What is needed: Locate and copy all lines bearing the word "Including".

Dataset items:
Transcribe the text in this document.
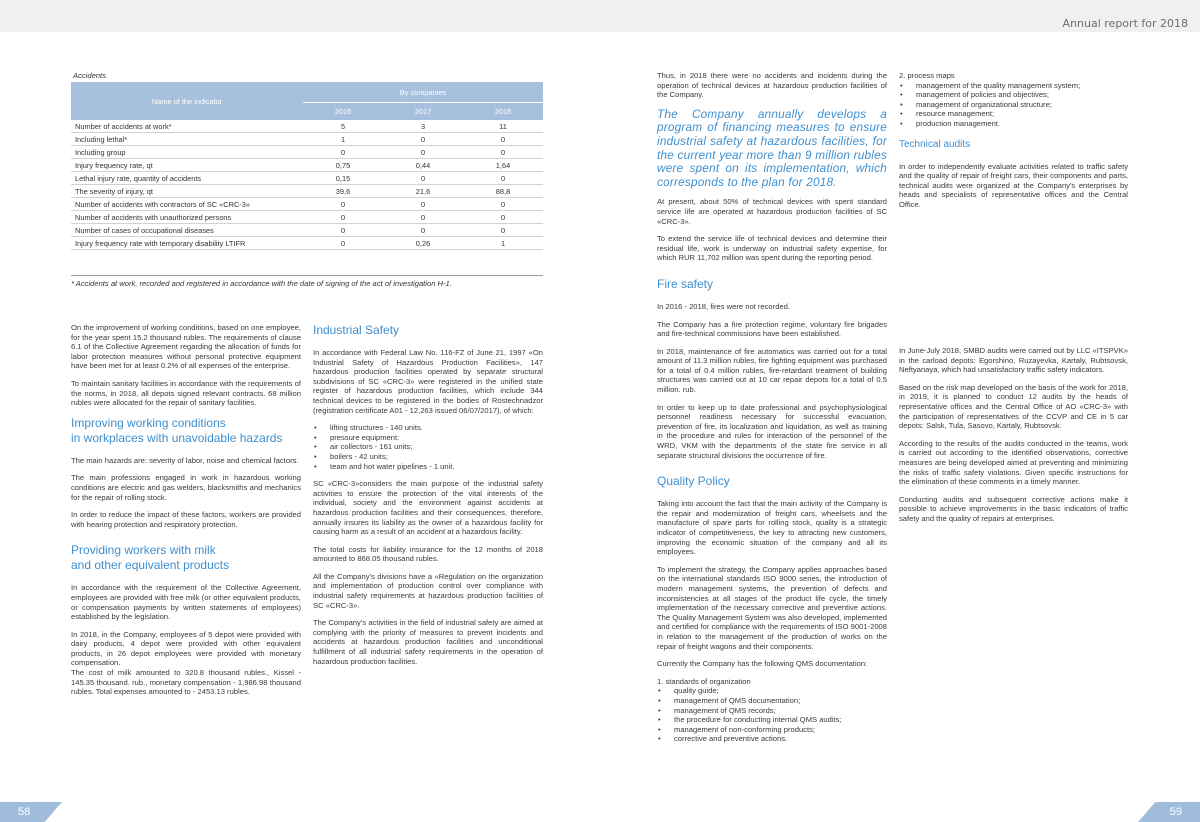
Annual report for 2018
Accidents
Name of the indicator	By companies		
	2016	2017	2018
Number of accidents at work*	5	3	11
Including lethal*	1	0	0
Including group	0	0	0
Injury frequency rate, qt	0,75	0,44	1,64
Lethal injury rate, quantity of accidents	0,15	0	0
The severity of injury, qt	39,6	21,6	88,8
Number of accidents with contractors of SC «CRC-3»	0	0	0
Number of accidents with unauthorized persons	0	0	0
Number of cases of occupational diseases	0	0	0
Injury frequency rate with temporary disability LTIFR	0	0,26	1
* Accidents at work, recorded and registered in accordance with the date of signing of the act of investigation H-1.

On the improvement of working conditions, based on one employee, for the year spent 15.2 thousand rubles. The requirements of clause 6.1 of the Collective Agreement regarding the allocation of funds for labor protection measures without personal protective equipment have been met for at least 0.2% of all expenses of the enterprise.

To maintain sanitary facilities in accordance with the requirements of the norms, in 2018, all depots signed relevant contracts. 68 million rubles were allocated for the repair of sanitary facilities.

Improving working conditions
in workplaces with unavoidable hazards

The main hazards are: severity of labor, noise and chemical factors.

The main professions engaged in work in hazardous working conditions are electric and gas welders, blacksmiths and mechanics for the repair of rolling stock.

In order to reduce the impact of these factors, workers are provided with hearing protection and respiratory protection.

Providing workers with milk
and other equivalent products

In accordance with the requirement of the Collective Agreement, employees are provided with free milk (or other equivalent products, or compensation payments by written statements of employees) established by the legislation.

In 2018, in the Company, employees of 5 depot were provided with dairy products, 4 depot were provided with other equivalent products, in 26 depot employees were provided with monetary compensation.

The cost of milk amounted to 320.8 thousand rubles., Kissel - 145.35 thousand. rub., monetary compensation - 1,986.98 thousand rubles. Total expenses amounted to - 2453.13 rubles.

Industrial Safety

In accordance with Federal Law No. 116-FZ of June 21, 1997 «On Industrial Safety of Hazardous Production Facilities», 147 hazardous production facilities operated by separate structural subdivisions of SC «CRC-3» were registered in the unified state register of hazardous production facilities, which include 344 technical devices to be registered in the bodies of Rostechnadzor (registration certificate A01 - 12,263 issued 06/07/2017), of which:

• lifting structures - 140 units.
• pressure equipment:
• air collectors - 161 units;
• boilers - 42 units;
• team and hot water pipelines - 1 unit.

SC «CRC-3»considers the main purpose of the industrial safety activities to ensure the protection of the vital interests of the individual, society and the environment against accidents at hazardous production facilities and their consequences, therefore, annually insures its liability as the owner of a hazardous facility for causing harm as a result of an accident at a hazardous facility.

The total costs for liability insurance for the 12 months of 2018 amounted to 868.05 thousand rubles.

All the Company's divisions have a «Regulation on the organization and implementation of production control over compliance with industrial safety requirements at hazardous production facilities of SC «CRC-3».

The Company's activities in the field of industrial safety are aimed at complying with the priority of measures to prevent incidents and accidents at hazardous production facilities and unconditional fulfillment of all industrial safety requirements in the operation of hazardous production facilities.

Thus, in 2018 there were no accidents and incidents during the operation of technical devices at hazardous production facilities of the Company.

The Company annually develops a program of financing measures to ensure industrial safety at hazardous facilities, for the current year more than 9 million rubles were spent on its implementation, which corresponds to the plan for 2018.

At present, about 50% of technical devices with spent standard service life are operated at hazardous production facilities of SC «CRC-3».

To extend the service life of technical devices and determine their residual life, work is underway on industrial safety expertise, for which RUR 11,702 million was spent during the reporting period.

Fire safety

In 2016 - 2018, fires were not recorded.

The Company has a fire protection regime, voluntary fire brigades and fire-technical commissions have been established.

In 2018, maintenance of fire automatics was carried out for a total amount of 11.3 million rubles, fire fighting equipment was purchased for a total of 0.4 million rubles, fire-retardant treatment of building structures was carried out at 10 car repair depots for a total of 0.5 million. rub.

In order to keep up to date professional and psychophysiological personnel readiness necessary for successful evacuation, prevention of fire, its localization and liquidation, as well as training in the procedure and rules for interaction of the personnel of the WRD, VKM with the departments of the state fire service in all separate structural divisions the occurrence of fire.

Quality Policy

Taking into account the fact that the main activity of the Company is the repair and modernization of freight cars, wheelsets and the manufacture of spare parts for rolling stock, quality is a strategic indicator of competitiveness, the key to attracting new customers, improving the economic situation of the company and all its employees.

To implement the strategy, the Company applies approaches based on the international standards ISO 9000 series, the introduction of modern management systems, the prevention of defects and inconsistencies at all stages of the product life cycle, the timely implementation of the necessary corrective and preventive actions. The Quality Management System was also developed, implemented and certified for compliance with the requirements of ISO 9001-2008 in relation to the management of the production of works on the repair of freight wagons and their components.

Currently the Company has the following QMS documentation:

1. standards of organization

• quality guide;
• management of QMS documentation;
• management of QMS records;
• the procedure for conducting internal QMS audits;
• management of non-conforming products;
• corrective and preventive actions.

2. process maps

• management of the quality management system;
• management of policies and objectives;
• management of organizational structure;
• resource management;
• production management.
Technical audits

In order to independently evaluate activities related to traffic safety and the quality of repair of freight cars, their components and parts, technical audits were organized at the Company's enterprises by heads and specialists of representative offices and the Central Office.

In June-July 2018, SMBD audits were carried out by LLC «ITSPVK» in the carload depots: Egorshino, Ruzayevka, Kartaly, Rubtsovsk, Neftyanaya, which had unsatisfactory traffic safety indicators.

Based on the risk map developed on the basis of the work for 2018, in 2019, it is planned to conduct 12 audits by the heads of representative offices and the Central Office of AO «CRC-3» with the participation of representatives of the CCVP and CE in 5 car depots: Salsk, Tula, Sasovo, Kartaly, Rubtsovsk.

According to the results of the audits conducted in the teams, work is carried out according to the identified observations, corrective measures are being developed aimed at preventing and minimizing the risks of traffic safety violations. Given specific instructions for the elimination of these comments in a timely manner.

Conducting audits and subsequent corrective actions make it possible to achieve improvements in the basic indicators of traffic safety and the quality of repairs at enterprises.

58	59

Solution:
Including lethal*	1	0	0
Including group	0	0	0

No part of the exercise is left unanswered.